→ Written request:
What lines of the data hold the string "value"? Pull each one out.

---

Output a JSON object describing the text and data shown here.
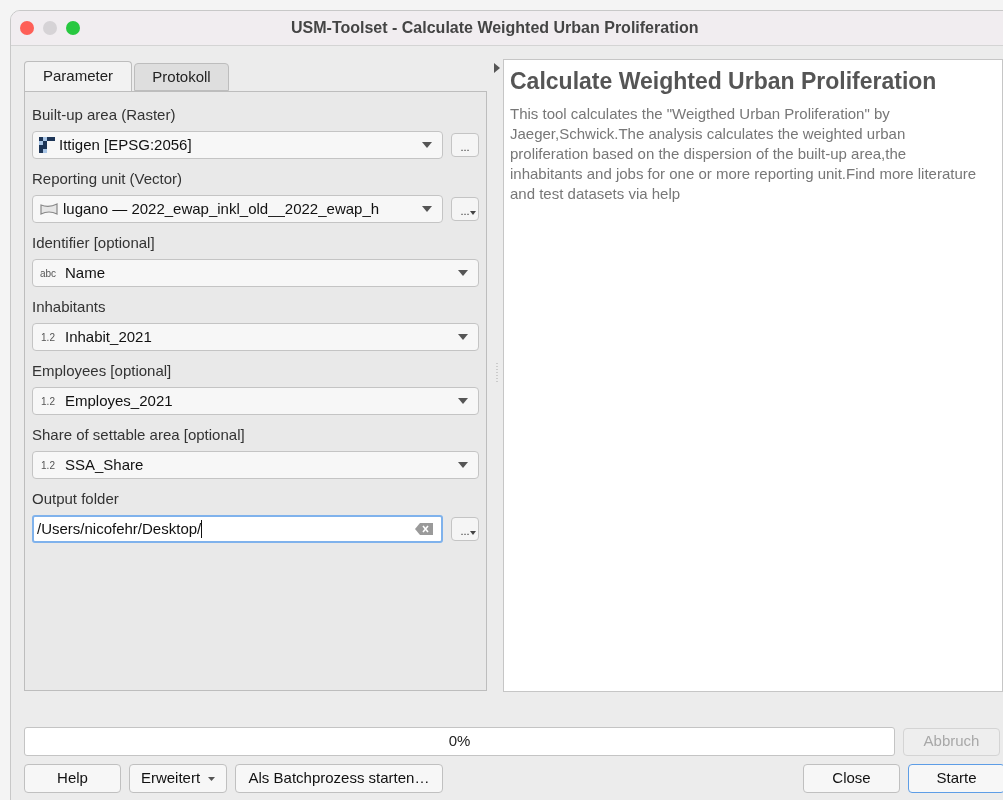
{
  "window": {
    "title": "USM-Toolset - Calculate Weighted Urban Proliferation"
  },
  "tabs": [
    {
      "label": "Parameter",
      "selected": true
    },
    {
      "label": "Protokoll",
      "selected": false
    }
  ],
  "parameters": [
    {
      "label": "Built-up area (Raster)",
      "kind": "raster",
      "value": "Ittigen [EPSG:2056]",
      "browse": {
        "label": "...",
        "menu": false
      }
    },
    {
      "label": "Reporting unit (Vector)",
      "kind": "vector",
      "value": "lugano — 2022_ewap_inkl_old__2022_ewap_h",
      "browse": {
        "label": "...",
        "menu": true
      }
    },
    {
      "label": "Identifier [optional]",
      "kind": "field",
      "type_label": "abc",
      "value": "Name"
    },
    {
      "label": "Inhabitants",
      "kind": "field",
      "type_label": "1.2",
      "value": "Inhabit_2021"
    },
    {
      "label": "Employees [optional]",
      "kind": "field",
      "type_label": "1.2",
      "value": "Employes_2021"
    },
    {
      "label": "Share of settable area [optional]",
      "kind": "field",
      "type_label": "1.2",
      "value": "SSA_Share"
    },
    {
      "label": "Output folder",
      "kind": "path",
      "value": "/Users/nicofehr/Desktop/",
      "focused": true,
      "browse": {
        "label": "...",
        "menu": true
      }
    }
  ],
  "description": {
    "title": "Calculate Weighted Urban Proliferation",
    "text": "This tool calculates the \"Weigthed Urban Proliferation\" by Jaeger,Schwick.The analysis calculates the weighted urban proliferation based on the dispersion of the built-up area,the inhabitants and jobs for one or more reporting unit.Find more literature and test datasets via help"
  },
  "progress": {
    "level": 0,
    "text": "0%"
  },
  "cancel_button": {
    "label": "Abbruch",
    "disabled": true
  },
  "buttons": [
    {
      "label": "Help",
      "kind": "plain"
    },
    {
      "label": "Erweitert",
      "kind": "menu"
    },
    {
      "label": "Als Batchprozess starten…",
      "kind": "plain"
    },
    {
      "label": "Close",
      "kind": "plain"
    },
    {
      "label": "Starte",
      "kind": "default"
    }
  ]
}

---

→ Written response:
      "value": "Ittigen [EPSG:2056]",
      "value": "lugano — 2022_ewap_inkl_old__2022_ewap_h",
      "value": "Name"
      "value": "Inhabit_2021"
      "value": "Employes_2021"
      "value": "SSA_Share"
      "value": "/Users/nicofehr/Desktop/",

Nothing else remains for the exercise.